Short problem → Check each line below for "name" and report how many have it, nothing else.

Data entries:
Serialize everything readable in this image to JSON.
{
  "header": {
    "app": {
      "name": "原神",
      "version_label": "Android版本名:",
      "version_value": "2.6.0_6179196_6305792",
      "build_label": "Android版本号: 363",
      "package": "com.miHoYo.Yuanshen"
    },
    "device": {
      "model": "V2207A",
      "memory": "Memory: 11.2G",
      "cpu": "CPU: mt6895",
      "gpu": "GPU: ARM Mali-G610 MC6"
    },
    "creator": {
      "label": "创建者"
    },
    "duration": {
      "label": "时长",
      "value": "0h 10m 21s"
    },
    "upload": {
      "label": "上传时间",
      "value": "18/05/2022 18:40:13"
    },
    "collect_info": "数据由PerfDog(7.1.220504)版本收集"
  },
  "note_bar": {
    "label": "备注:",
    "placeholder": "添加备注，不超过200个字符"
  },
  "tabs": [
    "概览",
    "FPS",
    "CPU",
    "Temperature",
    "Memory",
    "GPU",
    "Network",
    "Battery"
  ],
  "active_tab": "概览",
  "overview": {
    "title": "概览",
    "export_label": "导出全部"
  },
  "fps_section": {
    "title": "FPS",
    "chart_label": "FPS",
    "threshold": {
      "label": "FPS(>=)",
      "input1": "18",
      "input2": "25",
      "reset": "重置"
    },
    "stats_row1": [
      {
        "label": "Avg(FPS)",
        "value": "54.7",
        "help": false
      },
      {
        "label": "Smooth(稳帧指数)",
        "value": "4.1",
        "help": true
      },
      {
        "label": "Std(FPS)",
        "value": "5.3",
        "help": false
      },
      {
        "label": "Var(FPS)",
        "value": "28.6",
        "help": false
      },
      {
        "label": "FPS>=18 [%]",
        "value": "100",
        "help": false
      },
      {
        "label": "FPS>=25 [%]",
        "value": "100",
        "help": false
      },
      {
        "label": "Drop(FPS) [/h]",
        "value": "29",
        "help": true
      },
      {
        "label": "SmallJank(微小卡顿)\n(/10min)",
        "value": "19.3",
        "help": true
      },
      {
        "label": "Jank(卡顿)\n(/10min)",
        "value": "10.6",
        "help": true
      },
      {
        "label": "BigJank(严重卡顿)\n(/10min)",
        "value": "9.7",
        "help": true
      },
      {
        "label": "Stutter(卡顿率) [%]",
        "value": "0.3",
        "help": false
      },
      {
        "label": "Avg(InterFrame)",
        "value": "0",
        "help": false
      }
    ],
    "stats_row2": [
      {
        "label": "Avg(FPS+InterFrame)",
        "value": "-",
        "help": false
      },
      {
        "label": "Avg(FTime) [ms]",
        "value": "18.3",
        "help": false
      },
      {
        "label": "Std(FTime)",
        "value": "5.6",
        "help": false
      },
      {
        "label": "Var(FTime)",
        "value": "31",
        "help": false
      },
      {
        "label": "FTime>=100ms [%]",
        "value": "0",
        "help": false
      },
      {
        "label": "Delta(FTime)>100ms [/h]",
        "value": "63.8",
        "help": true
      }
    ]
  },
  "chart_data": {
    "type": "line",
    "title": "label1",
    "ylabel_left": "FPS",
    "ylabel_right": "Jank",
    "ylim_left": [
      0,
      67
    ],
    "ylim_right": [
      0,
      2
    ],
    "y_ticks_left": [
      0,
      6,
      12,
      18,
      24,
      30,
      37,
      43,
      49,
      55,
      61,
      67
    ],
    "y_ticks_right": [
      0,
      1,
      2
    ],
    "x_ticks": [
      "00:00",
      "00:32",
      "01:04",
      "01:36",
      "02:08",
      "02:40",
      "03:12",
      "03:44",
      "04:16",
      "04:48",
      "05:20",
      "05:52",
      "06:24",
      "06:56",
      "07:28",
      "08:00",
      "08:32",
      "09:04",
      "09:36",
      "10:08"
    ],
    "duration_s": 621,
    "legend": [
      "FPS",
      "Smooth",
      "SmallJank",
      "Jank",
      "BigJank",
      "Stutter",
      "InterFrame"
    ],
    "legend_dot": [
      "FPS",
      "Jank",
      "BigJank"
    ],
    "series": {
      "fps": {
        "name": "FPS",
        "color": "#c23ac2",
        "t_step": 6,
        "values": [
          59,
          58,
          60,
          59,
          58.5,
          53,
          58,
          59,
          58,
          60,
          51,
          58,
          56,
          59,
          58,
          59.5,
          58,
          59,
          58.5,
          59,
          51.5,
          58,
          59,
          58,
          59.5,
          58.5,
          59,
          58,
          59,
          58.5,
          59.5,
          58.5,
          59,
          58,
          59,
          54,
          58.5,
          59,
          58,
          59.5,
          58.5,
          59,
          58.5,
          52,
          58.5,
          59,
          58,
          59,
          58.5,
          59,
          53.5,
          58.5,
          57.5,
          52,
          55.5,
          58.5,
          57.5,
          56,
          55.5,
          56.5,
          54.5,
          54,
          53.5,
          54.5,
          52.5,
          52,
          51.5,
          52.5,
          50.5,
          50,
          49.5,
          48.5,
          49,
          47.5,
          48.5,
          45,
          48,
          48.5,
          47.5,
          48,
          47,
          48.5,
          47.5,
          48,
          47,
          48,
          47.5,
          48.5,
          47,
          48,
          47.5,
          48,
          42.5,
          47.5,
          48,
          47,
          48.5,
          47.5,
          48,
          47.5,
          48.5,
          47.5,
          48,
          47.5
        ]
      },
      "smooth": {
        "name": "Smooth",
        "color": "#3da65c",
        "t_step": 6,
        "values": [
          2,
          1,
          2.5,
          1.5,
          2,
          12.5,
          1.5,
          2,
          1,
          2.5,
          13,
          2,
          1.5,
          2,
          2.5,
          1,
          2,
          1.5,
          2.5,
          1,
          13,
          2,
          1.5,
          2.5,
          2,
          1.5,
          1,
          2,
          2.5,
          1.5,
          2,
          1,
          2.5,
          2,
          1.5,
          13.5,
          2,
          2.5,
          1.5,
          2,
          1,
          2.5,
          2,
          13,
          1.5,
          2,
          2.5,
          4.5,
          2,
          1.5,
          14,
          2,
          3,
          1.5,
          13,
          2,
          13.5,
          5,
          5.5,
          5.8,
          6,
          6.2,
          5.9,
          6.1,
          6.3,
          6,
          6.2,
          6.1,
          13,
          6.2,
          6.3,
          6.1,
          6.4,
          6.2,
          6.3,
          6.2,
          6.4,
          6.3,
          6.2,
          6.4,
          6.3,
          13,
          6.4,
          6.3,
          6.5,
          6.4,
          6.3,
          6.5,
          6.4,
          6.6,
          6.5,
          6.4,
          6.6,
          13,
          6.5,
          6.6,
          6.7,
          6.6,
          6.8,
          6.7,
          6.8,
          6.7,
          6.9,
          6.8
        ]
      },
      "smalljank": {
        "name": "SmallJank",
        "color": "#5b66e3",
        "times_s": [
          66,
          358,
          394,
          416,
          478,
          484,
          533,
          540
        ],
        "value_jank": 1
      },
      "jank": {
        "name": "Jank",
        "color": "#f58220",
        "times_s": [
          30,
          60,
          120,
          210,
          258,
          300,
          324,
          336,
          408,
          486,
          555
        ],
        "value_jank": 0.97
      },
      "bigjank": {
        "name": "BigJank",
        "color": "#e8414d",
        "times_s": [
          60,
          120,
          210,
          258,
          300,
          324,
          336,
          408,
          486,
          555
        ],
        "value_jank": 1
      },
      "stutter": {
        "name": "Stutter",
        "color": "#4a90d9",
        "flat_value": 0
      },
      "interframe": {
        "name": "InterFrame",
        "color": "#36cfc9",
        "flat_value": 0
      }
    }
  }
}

Expected output → 8